__What needs to be done__
Extract and list every line that contains the word "caption".

__Data shown__
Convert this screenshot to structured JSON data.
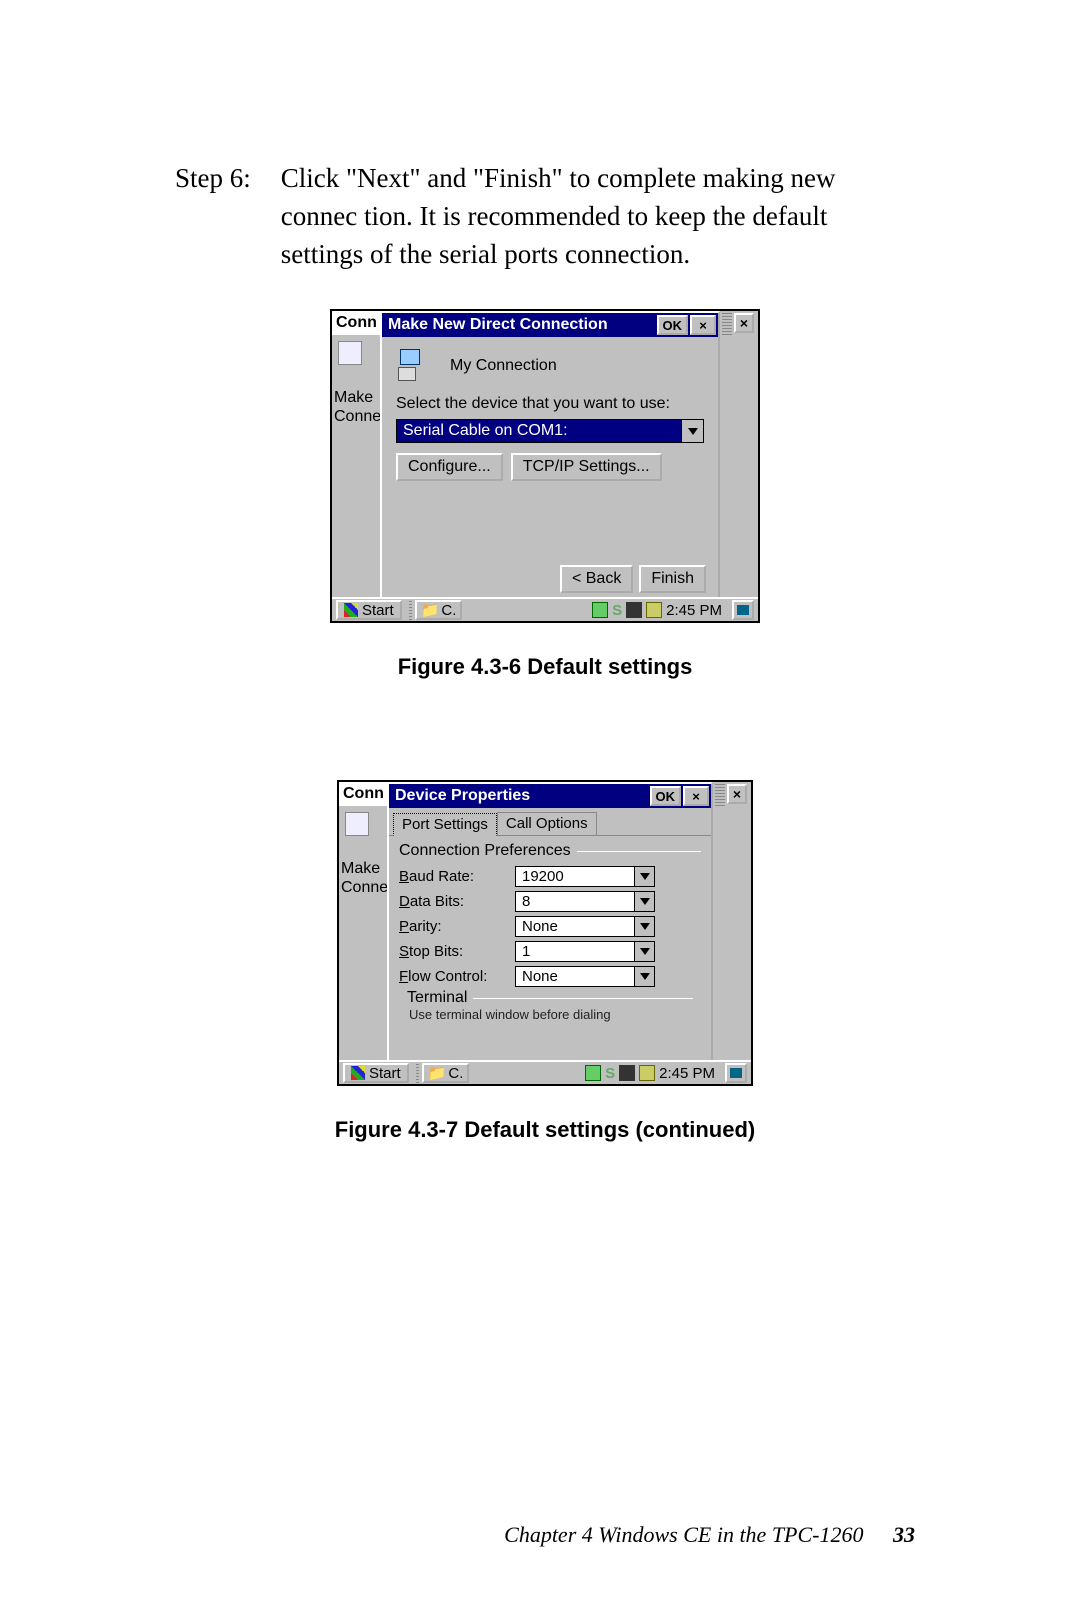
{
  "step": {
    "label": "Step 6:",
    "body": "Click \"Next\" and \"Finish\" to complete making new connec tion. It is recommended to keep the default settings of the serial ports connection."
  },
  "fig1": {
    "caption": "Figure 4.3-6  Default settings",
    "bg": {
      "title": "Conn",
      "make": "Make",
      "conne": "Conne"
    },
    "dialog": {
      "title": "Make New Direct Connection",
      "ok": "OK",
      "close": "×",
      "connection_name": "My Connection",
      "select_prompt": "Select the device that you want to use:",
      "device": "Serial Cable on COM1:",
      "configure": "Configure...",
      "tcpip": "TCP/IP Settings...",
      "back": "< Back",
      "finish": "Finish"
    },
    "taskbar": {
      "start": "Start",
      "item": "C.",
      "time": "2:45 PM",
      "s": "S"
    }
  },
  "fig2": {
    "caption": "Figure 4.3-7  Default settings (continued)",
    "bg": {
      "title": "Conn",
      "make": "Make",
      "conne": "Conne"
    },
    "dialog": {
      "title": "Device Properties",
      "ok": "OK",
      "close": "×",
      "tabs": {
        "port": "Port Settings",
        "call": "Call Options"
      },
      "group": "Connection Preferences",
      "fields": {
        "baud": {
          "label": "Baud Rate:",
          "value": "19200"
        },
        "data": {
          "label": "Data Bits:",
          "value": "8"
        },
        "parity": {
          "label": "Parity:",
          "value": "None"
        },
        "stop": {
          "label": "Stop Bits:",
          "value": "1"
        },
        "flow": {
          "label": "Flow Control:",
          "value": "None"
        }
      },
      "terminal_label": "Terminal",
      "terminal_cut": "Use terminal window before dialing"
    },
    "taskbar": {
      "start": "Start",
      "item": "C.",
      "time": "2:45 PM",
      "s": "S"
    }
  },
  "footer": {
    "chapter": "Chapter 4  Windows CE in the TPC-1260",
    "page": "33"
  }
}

__Solution to the problem__
    "caption": "Figure 4.3-6  Default settings",
    "caption": "Figure 4.3-7  Default settings (continued)",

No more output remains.